LISTE DES TÂCHES:
- 1) Selon le texte sur les photographies de sculptures, à quelle catégorie appartiennent les photographies qui y sont présentées ?
- 2) Poursuivez le texte sur les photographies de sculptures à partir de sa dernière phrase.

TEXTE CITÉ:
Christophe Loyer

Calligraphie

éditions deux temps tierce, Paris, 1991

« S’il existe un sens du réel, il doit aussi pouvoir exister un sens du possible. »
R.Musil


Souvent, dans un travail de création, la relation entre une œuvre et la précédente n’est pas formulée ; ou du moins ne l’est-elle qu’à posteriori. Mais parfois une règle s’impose, et sa simple application mène en des lieux inconnus.
Les photographies présentées ici font partie de cette catégorie des « phénomènes déduits ». Comme c’est souvent le cas, la règle dont elles découlent a connu, avant d’être formulée, une gestation souterraine.
D’autres photographies de sculptures les avaient en effet précédées. Toutes avaient en commun de créer autour des sculptures, et comme émanant d’elles, une qualité particulière d’espace et de temps qui les prolonge en suggérant une situation, une atmosphère, le début (ou la fin) d’une histoire. Il ne s’agissait pourtant jamais de véritables mise en scène, mais plutôt de l’exploitation du jeu aléatoire des ombres, du hasard d’une lumière particulière, d’un peu de terre ou de sable resté collé, du bord d’une flaque d’eau qui devient la mer, du bord d’une marche d’escalier qui devient celui d’un quai surplombant un gouffre ou une eau noire.

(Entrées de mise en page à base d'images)

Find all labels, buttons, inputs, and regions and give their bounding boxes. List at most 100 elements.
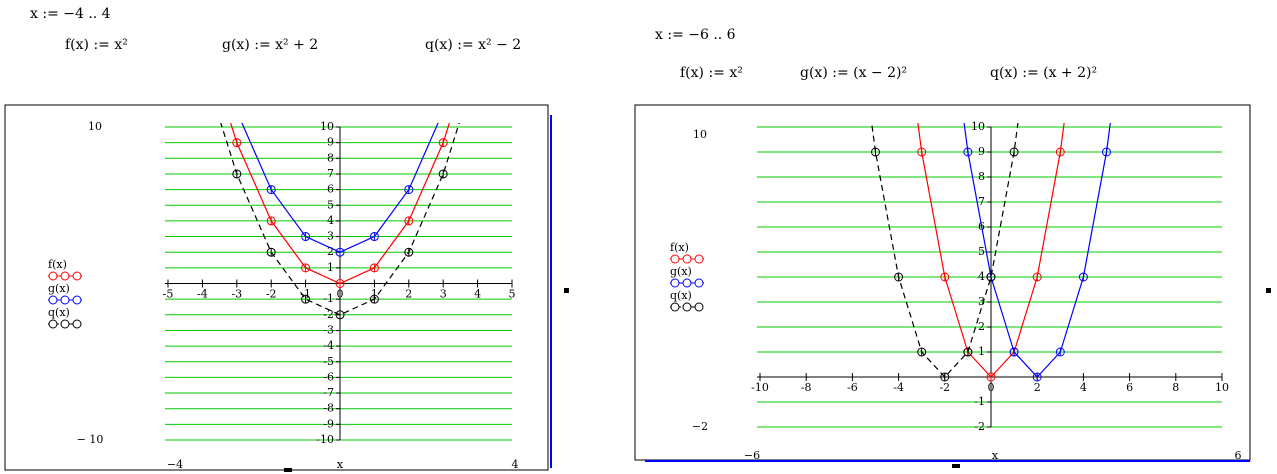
legend-marker: [670, 254, 680, 264]
point: [369, 294, 379, 304]
y-tick-label: -4: [323, 339, 334, 352]
legend-marker: [682, 278, 692, 288]
x-tick-label: 4: [474, 288, 481, 301]
y-tick-label: -6: [323, 370, 334, 383]
legend-marker: [670, 278, 680, 288]
point: [335, 247, 345, 257]
x-tick-label: -8: [801, 381, 812, 394]
y-tick-label: -1: [323, 292, 334, 305]
point: [301, 232, 311, 242]
x-tick-label: 2: [405, 288, 412, 301]
marker: [198, 0, 206, 6]
handle[interactable]: [952, 464, 960, 468]
marker: [474, 29, 482, 37]
legend-label: f(x): [48, 258, 67, 271]
y-tick-label: 4: [978, 270, 985, 283]
x-tick-label: 4: [1080, 381, 1087, 394]
point: [335, 310, 345, 320]
y-tick-label: -5: [323, 355, 334, 368]
legend-marker: [48, 295, 58, 305]
x-axis-label: x: [992, 449, 999, 462]
point: [266, 185, 276, 195]
handle[interactable]: [564, 288, 569, 293]
plot-area: [198, 0, 482, 320]
point: [266, 216, 276, 226]
marker: [439, 107, 447, 115]
point: [1032, 272, 1042, 282]
x-tick-label: -10: [751, 381, 769, 394]
point: [917, 147, 927, 157]
marker: [233, 107, 241, 115]
x-tick-label: 6: [1126, 381, 1133, 394]
x-tick-label: -5: [163, 288, 174, 301]
point: [940, 272, 950, 282]
y-tick-label: 4: [327, 214, 334, 227]
frame-label: 10: [693, 128, 707, 141]
legend-label: g(x): [48, 282, 70, 295]
point: [438, 138, 448, 148]
x-tick-label: -6: [847, 381, 858, 394]
legend-marker: [60, 271, 70, 281]
plot-frame: [4, 104, 549, 471]
legend-marker: [60, 295, 70, 305]
legend-marker: [694, 254, 704, 264]
point: [474, 60, 482, 68]
frame-label: −6: [744, 449, 760, 462]
y-tick-label: 2: [327, 245, 334, 258]
range-def: x := −4 .. 4: [30, 6, 111, 22]
point: [474, 29, 482, 37]
point: [233, 107, 241, 115]
y-tick-label: 1: [327, 261, 334, 274]
x-tick-label: -4: [893, 381, 904, 394]
point: [404, 216, 414, 226]
series-line: [220, 123, 460, 316]
y-tick-label: 10: [971, 120, 985, 133]
y-tick-label: 7: [327, 167, 334, 180]
y-tick-label: -3: [323, 323, 334, 336]
legend-marker: [72, 295, 82, 305]
point: [438, 169, 448, 179]
point: [232, 169, 242, 179]
y-tick-label: -2: [974, 420, 985, 433]
legend-marker: [48, 319, 58, 329]
frame-label: 4: [512, 458, 519, 471]
legend-label: g(x): [670, 265, 692, 278]
handle[interactable]: [284, 468, 292, 472]
y-tick-label: 9: [327, 136, 334, 149]
point: [963, 147, 973, 157]
marker: [474, 0, 482, 6]
formulas: x := −4 .. 4 f(x) := x² g(x) := x² + 2 q…: [30, 6, 1097, 81]
frame-label: −4: [167, 458, 183, 471]
legend-marker: [682, 254, 692, 264]
y-tick-label: 1: [978, 345, 985, 358]
plot-frame: [634, 104, 1251, 461]
range-def: x := −6 .. 6: [655, 27, 736, 43]
plot-area: [871, 123, 1111, 382]
x-tick-label: 1: [371, 288, 378, 301]
point: [232, 138, 242, 148]
y-tick-label: -9: [323, 417, 334, 430]
point: [198, 60, 206, 68]
point: [1032, 372, 1042, 382]
q-def: q(x) := x² − 2: [425, 37, 521, 53]
frame-label: 10: [88, 120, 102, 133]
point: [198, 0, 206, 6]
point: [404, 247, 414, 257]
handle[interactable]: [1266, 288, 1271, 293]
x-tick-label: -4: [197, 288, 208, 301]
legend-label: q(x): [670, 289, 692, 302]
point: [1102, 147, 1111, 157]
x-axis-label: x: [337, 458, 344, 471]
y-tick-label: 2: [978, 320, 985, 333]
y-tick-label: 8: [978, 170, 985, 183]
x-tick-label: -2: [266, 288, 277, 301]
point: [474, 0, 482, 6]
point: [871, 147, 880, 157]
x-tick-label: 10: [1215, 381, 1229, 394]
point: [198, 29, 206, 37]
point: [1055, 147, 1065, 157]
legend-marker: [72, 319, 82, 329]
y-tick-label: -8: [323, 402, 334, 415]
x-tick-label: 2: [1034, 381, 1041, 394]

EN RÉPONSE:
- 1) Elles appartiennent à la catégorie des « phénomènes déduits ».

- 2)
Un tel parti-pris se justifiait par l’esprit des sculptures elles-mêmes, traces et témoins de mythes à la fois perdus, et encore à écrire.
Corollaire incontournable, ce jeu des sens possibles devait, à chaque fois, être indissociable de celui des masses d’ombres et de lumières : le jeu pictural.

A posteriori, la règle aurait pu s’écrire :

Ne pas éluder, mais au contraire dramatiser les accidents de lumière, les jeux d’ombre, pour faire de l’objet tridimensionnel le prétexte à la composition d’une image plane (picturale) qui n’en soit pas la représentation stricte, mais bien plutôt une sorte d’écho graphique, une réponse (ou une question), et la mise en place d’un dialogue dans lequel l’important ne soit plus l’un ou l’autre des dialogants, mais l’espace qui les sépare, ou qui les relie.

Une formulation plus radicale et particularisée a donné lieu aux photographies présentées ici, avec lesquelles le jeu pictural est devenu le véritable révélateur des formes possibles de l’objet, bien que peut-être de lui-même ignorées :

a - Montrer une petite sculpture, toujours la même.

b – La cacher et l’éclairer, en donnant la préséance absolue au jeu pictural des ombres, et ce de façon a obtenir à chaque fois une image différente.

c - L'ensemble des calligrammes ainsi obtenus forme un alphabet ...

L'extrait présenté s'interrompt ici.